◆ STATED GOAL
Copy out the lines that have "Attributes" in them.

Collected data entries:
+ + + + + + +
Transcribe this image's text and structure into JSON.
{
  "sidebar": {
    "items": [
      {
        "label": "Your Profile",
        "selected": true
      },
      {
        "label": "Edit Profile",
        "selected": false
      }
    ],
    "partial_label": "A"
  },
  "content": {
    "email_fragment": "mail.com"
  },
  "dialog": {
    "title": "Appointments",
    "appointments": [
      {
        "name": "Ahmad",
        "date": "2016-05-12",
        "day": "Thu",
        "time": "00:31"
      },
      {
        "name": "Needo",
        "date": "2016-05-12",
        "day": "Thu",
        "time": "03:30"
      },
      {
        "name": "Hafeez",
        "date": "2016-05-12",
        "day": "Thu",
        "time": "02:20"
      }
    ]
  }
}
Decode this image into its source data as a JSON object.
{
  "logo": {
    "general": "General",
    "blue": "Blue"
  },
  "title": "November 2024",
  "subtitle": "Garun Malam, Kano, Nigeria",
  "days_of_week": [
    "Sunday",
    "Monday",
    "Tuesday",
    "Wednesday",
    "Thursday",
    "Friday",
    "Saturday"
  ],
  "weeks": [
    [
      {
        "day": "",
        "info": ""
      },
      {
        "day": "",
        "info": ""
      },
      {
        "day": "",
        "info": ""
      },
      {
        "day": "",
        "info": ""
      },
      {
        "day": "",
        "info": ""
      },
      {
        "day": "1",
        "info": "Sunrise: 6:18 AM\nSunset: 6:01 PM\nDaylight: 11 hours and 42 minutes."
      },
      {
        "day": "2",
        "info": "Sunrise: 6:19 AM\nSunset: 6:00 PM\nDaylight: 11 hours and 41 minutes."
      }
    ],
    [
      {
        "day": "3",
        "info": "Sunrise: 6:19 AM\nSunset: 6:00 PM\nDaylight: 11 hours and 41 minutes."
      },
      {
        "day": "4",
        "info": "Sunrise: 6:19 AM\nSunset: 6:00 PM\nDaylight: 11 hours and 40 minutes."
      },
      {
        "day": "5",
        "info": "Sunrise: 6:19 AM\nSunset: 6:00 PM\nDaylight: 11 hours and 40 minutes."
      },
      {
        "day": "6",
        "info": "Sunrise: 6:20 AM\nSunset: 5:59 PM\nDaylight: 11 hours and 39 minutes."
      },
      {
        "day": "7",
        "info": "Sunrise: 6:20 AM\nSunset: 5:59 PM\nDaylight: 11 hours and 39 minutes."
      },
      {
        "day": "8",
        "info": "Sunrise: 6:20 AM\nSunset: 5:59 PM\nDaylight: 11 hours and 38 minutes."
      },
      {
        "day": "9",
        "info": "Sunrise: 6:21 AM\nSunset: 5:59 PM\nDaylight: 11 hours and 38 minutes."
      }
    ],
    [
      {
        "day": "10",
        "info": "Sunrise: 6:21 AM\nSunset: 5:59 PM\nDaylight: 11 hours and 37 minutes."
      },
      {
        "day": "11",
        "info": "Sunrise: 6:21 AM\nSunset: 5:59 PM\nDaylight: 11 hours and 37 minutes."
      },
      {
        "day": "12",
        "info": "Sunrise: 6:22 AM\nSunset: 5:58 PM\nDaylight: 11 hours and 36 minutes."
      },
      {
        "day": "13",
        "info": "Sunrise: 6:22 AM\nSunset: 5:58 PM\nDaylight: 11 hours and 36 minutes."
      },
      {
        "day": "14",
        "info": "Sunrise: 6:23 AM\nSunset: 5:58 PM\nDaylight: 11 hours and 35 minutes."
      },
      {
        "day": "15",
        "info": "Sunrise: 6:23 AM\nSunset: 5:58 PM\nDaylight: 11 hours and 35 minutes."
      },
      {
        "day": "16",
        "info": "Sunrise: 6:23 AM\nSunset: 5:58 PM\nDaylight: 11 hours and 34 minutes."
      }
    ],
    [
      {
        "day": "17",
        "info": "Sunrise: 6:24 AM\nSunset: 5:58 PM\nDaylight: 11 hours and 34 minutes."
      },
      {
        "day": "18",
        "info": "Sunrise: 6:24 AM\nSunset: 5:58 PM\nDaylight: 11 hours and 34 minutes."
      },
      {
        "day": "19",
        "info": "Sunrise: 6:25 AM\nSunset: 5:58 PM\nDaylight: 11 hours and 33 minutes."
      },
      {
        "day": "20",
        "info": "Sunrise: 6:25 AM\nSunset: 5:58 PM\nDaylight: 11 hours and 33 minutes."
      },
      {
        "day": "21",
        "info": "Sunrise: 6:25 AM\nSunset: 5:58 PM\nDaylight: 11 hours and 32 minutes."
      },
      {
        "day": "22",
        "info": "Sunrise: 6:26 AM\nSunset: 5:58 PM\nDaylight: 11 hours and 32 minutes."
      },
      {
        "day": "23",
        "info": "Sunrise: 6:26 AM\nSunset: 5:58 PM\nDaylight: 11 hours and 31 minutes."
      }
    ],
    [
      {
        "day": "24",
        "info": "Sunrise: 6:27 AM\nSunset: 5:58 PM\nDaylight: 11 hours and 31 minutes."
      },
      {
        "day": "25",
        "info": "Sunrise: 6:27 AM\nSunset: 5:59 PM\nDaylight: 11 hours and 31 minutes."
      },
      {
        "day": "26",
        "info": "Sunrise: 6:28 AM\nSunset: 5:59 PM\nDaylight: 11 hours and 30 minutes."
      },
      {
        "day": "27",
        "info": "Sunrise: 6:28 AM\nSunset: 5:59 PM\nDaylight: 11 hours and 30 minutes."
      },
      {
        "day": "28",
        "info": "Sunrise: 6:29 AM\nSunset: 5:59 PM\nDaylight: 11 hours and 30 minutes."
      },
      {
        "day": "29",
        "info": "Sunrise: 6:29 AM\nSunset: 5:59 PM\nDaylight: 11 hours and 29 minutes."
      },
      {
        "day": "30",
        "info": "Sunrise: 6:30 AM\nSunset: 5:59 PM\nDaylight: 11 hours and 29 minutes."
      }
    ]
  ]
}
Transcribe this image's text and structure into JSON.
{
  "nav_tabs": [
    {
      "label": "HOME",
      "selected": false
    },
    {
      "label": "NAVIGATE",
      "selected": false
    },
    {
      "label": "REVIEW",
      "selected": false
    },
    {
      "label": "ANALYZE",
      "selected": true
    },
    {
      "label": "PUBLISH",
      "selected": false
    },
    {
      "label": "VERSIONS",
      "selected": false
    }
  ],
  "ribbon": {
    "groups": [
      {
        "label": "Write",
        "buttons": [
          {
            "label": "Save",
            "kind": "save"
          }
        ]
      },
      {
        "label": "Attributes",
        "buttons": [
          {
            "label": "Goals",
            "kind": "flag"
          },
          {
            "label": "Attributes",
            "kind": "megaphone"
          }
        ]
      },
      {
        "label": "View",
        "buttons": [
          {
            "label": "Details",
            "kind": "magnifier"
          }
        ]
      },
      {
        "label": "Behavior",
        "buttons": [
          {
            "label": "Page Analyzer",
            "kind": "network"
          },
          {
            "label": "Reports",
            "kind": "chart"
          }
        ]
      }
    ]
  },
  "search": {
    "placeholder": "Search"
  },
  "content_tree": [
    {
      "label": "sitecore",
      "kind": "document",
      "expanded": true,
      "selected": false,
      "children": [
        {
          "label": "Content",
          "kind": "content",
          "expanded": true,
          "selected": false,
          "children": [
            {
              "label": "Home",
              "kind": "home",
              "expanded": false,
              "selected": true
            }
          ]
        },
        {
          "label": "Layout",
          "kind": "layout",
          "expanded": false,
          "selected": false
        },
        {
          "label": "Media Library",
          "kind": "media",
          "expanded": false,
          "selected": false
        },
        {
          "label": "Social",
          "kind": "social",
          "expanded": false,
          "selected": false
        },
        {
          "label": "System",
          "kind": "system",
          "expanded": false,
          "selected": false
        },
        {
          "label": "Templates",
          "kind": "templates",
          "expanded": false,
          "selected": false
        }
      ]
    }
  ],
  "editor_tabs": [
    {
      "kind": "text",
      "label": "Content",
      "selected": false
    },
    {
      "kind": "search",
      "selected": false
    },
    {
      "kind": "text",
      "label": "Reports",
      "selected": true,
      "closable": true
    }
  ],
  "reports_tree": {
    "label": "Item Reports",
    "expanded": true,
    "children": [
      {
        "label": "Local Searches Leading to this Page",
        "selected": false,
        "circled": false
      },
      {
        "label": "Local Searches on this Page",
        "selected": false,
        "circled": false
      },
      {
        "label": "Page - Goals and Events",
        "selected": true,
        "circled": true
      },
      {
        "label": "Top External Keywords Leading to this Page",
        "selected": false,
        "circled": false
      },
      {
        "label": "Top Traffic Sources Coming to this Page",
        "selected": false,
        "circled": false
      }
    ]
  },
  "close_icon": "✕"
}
+ + + + + + +
◆ EXPECTED OUTPUT
        "label": "Attributes",
            "label": "Attributes",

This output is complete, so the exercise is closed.